(Extract):
John F. Kennedy High School is a public school located in Mt. Angel, Oregon, United States, as part of the Mt. Angel School District.  The school was originally Mt. Angel Preparatory School run by the Benedictine monks of Mount Angel Abbey, and was founded in 1887.  The Benedicitnes ran the school until 1964, when they turned its administration over to St. Mary's Catholic Church, located in Mt. Angel.  The parish ran the school for five years until closing it in 1969.  It was reopened one year later as John F. Kennedy High School, and remains so today.

Student profile 

As of the 2014–15 school year, there were 180 students enrolled at John F. Kennedy High School. Kennedy's ethnic makeup is 58% Hispanic, 38% Caucasian, and 5% other.

Academics
In 2014, 79% of the school's seniors received a high school diploma.  Kennedy currently offers five Advanced Placement (AP) courses. The school also began the AVID program at the beginning of the 2015–16 school year.

(Data provided):
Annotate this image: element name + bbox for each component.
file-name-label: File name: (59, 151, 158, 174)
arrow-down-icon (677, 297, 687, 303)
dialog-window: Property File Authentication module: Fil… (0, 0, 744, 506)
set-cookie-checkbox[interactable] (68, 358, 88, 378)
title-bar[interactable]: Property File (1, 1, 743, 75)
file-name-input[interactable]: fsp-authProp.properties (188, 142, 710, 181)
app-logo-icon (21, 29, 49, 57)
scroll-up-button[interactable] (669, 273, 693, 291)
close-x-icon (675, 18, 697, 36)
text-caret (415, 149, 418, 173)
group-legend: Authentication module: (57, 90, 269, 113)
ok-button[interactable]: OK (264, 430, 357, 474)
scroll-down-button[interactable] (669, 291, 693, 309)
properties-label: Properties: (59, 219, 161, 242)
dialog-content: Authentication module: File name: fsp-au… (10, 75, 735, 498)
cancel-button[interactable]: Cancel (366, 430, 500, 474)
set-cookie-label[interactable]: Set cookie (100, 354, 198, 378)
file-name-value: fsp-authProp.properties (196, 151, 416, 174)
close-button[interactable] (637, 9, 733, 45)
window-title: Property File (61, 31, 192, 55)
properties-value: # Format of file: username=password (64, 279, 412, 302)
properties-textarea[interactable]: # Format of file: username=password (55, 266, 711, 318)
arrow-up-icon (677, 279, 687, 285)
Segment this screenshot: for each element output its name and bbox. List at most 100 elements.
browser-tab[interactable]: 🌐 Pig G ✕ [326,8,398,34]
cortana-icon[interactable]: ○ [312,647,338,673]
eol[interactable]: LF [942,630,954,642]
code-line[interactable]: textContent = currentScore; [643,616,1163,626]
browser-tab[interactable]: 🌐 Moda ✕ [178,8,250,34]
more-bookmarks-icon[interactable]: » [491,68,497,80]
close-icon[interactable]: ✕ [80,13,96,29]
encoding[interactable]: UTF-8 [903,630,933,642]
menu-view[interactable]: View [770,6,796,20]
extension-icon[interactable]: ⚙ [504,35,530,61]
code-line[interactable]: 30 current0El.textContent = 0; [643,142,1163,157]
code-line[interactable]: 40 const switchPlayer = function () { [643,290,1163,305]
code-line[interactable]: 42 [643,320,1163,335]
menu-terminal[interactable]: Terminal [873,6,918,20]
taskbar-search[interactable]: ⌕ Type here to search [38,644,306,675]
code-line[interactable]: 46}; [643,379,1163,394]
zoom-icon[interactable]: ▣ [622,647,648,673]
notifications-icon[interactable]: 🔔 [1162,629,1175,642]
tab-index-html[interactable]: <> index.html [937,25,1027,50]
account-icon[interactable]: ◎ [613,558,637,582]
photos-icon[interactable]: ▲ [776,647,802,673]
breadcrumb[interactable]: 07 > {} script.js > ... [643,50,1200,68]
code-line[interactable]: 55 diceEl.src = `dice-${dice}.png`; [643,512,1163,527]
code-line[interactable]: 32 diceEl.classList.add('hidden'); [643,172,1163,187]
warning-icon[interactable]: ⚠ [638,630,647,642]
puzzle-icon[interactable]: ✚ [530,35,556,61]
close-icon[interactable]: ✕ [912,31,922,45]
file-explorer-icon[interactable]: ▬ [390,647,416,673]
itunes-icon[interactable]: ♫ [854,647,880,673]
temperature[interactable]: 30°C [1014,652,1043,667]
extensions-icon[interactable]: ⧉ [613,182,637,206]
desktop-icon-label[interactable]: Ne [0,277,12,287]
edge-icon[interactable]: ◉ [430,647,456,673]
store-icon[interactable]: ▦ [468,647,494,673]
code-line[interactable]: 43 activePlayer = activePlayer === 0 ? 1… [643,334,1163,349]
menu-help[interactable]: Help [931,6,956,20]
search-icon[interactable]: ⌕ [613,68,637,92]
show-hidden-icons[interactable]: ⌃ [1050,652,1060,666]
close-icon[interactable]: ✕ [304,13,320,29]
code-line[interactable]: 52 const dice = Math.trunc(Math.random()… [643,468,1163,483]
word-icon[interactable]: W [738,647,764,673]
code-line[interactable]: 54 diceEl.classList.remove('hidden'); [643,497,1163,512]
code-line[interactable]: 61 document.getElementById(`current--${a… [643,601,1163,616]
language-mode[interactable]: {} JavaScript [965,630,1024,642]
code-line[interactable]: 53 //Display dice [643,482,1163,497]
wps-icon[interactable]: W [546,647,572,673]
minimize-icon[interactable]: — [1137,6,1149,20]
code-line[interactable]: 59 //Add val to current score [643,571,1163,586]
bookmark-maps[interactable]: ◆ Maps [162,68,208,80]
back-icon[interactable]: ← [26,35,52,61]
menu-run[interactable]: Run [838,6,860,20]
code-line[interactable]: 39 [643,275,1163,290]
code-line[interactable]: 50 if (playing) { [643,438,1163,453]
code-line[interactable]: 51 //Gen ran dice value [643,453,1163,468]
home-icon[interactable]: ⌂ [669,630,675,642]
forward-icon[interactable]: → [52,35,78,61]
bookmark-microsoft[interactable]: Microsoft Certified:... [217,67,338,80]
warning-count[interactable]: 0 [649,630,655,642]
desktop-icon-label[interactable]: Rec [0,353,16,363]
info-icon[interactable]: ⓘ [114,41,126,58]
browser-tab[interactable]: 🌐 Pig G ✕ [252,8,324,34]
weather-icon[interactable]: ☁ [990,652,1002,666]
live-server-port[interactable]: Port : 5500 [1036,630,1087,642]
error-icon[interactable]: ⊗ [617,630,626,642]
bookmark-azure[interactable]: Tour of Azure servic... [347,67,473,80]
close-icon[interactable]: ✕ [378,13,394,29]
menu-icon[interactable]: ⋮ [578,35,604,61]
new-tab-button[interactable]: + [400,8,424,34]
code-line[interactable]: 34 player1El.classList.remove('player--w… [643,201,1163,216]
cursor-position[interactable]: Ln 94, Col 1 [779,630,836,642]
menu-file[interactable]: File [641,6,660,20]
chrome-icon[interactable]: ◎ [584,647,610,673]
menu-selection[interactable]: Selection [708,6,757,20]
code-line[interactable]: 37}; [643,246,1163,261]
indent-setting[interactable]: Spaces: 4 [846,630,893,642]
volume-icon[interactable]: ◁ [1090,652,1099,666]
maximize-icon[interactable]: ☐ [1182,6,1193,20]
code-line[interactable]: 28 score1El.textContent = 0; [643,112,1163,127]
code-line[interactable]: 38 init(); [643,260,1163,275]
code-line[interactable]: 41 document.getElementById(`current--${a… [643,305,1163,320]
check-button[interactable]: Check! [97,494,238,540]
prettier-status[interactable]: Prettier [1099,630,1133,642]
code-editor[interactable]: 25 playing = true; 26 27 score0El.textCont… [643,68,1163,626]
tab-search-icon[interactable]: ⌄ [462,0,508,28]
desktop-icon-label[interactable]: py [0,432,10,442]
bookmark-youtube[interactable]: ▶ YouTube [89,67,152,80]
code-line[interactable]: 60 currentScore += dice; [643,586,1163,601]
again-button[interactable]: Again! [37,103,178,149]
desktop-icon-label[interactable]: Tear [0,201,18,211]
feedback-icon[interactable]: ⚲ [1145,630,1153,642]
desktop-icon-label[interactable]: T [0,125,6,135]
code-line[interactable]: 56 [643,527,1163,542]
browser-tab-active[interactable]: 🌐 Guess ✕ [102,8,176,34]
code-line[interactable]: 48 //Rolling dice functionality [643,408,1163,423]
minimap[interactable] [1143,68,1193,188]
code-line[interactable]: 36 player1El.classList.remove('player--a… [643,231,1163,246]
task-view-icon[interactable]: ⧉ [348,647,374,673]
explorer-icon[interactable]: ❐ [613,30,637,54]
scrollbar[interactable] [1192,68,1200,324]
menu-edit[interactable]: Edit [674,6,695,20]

(Required actions):
- a) Answer these questions from the Kennedy High School passage:
(i) In what year was the school founded?
(ii) How many students were enrolled in the 2014–15 school year?
(iii) What percentage of the school's seniors received a high school diploma in 2014?
- b) Reproduce verbatim the stretch of the Kennedy High School passage from "Student profile" through "and 5% other.".
Rely only on the Kennedy High School passage, not the lines.

(The replies):
- a)
(i) 1887
(ii) 180
(iii) 79%

- b)
Student profile 

As of the 2014–15 school year, there were 180 students enrolled at John F. Kennedy High School. Kennedy's ethnic makeup is 58% Hispanic, 38% Caucasian, and 5% other.